[[ Available records open ]]

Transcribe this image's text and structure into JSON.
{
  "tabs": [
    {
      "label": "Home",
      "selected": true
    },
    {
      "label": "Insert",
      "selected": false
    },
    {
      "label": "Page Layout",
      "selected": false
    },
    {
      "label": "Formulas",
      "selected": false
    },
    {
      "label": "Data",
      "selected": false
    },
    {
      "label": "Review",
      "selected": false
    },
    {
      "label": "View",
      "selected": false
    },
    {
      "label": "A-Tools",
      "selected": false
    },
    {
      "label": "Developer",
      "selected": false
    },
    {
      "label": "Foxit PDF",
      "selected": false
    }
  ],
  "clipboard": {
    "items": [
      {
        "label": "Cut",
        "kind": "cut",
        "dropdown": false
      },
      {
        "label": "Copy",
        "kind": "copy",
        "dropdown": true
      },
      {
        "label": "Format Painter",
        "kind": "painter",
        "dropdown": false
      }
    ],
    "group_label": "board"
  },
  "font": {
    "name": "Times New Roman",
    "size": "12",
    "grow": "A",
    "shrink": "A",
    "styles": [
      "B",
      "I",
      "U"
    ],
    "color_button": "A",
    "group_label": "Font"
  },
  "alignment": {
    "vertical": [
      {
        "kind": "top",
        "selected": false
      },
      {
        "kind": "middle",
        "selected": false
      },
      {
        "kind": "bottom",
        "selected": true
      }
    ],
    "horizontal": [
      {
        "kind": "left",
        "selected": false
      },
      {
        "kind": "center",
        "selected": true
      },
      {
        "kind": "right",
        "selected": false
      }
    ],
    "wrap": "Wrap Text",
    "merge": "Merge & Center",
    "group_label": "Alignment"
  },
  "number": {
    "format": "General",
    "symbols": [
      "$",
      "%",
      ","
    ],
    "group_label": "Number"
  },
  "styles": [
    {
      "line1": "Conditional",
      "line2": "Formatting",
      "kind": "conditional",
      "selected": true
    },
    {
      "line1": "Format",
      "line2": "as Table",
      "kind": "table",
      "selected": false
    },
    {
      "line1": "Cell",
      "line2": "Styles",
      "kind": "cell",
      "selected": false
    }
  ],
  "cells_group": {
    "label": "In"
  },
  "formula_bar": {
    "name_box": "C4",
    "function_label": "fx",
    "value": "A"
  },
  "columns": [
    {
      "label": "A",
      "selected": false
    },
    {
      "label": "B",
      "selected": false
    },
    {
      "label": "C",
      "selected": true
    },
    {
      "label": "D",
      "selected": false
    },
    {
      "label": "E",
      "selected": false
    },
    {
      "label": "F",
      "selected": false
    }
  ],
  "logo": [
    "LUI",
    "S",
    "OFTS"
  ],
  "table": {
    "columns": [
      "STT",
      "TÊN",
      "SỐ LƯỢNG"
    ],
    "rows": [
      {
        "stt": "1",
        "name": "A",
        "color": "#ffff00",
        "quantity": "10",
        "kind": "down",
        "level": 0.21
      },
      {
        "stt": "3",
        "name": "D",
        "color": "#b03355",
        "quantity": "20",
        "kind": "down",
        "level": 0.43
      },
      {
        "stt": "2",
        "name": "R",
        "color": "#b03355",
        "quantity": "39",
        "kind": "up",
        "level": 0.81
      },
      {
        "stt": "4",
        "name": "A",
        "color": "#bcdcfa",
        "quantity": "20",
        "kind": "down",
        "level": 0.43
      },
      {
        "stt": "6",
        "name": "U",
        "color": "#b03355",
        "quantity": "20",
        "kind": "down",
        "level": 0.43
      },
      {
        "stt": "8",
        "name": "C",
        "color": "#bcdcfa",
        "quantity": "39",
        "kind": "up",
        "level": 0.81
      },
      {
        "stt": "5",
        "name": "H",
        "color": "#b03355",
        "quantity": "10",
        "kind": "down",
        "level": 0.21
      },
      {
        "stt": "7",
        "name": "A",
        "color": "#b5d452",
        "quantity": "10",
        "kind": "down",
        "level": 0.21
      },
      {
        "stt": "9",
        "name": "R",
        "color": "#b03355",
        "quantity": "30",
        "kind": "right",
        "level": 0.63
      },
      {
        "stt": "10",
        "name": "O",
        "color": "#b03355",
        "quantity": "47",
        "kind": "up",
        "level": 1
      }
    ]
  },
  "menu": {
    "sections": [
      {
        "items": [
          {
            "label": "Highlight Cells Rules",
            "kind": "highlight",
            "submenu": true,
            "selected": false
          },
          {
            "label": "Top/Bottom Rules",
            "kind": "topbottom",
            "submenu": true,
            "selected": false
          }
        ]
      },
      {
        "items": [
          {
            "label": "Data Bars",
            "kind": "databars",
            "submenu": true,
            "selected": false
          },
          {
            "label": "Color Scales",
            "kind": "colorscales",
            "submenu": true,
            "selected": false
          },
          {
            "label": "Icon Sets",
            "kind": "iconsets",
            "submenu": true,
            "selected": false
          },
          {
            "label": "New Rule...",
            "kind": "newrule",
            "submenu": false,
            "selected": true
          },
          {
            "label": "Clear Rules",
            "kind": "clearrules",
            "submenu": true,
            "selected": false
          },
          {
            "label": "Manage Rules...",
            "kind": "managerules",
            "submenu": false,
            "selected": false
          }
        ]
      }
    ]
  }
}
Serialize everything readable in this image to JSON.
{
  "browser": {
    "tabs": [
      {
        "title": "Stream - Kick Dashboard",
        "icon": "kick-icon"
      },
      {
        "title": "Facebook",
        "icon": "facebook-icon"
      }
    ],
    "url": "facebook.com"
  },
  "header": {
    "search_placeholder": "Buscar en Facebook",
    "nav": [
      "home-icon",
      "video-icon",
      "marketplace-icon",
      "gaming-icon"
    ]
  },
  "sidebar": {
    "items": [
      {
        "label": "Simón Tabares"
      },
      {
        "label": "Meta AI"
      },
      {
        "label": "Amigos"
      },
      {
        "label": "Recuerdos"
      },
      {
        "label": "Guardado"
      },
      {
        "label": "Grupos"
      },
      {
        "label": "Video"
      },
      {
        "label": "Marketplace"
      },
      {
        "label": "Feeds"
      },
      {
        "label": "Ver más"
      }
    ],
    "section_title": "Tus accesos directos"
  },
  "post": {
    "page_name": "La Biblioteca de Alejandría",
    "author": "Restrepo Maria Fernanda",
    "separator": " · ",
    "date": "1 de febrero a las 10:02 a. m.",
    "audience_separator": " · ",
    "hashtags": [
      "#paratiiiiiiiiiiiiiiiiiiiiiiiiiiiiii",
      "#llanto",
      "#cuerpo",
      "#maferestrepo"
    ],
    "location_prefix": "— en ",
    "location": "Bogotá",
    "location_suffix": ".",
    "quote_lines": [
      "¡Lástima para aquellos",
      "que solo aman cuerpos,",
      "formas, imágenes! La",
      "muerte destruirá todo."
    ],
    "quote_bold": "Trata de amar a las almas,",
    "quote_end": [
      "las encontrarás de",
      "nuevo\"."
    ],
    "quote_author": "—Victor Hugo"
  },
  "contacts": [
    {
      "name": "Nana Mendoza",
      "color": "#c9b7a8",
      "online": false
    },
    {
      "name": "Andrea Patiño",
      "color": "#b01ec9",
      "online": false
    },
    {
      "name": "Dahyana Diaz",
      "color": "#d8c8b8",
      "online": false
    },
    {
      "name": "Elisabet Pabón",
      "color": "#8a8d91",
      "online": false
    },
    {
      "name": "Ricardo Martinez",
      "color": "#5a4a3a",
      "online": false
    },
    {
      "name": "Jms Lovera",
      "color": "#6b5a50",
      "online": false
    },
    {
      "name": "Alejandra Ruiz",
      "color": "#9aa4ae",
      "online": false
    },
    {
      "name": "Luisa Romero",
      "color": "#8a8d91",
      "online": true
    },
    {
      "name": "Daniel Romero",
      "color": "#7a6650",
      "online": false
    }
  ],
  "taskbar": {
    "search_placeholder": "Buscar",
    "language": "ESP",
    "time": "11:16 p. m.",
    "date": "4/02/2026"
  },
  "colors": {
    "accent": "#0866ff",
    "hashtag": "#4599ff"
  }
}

[[ Available records closed ]]

» **Directions for this task**: Among the lines above, which contain the word "date"? Copy every one.

» **Output of the exercise**:
    "date": "1 de febrero a las 10:02 a. m.",
    "date": "4/02/2026"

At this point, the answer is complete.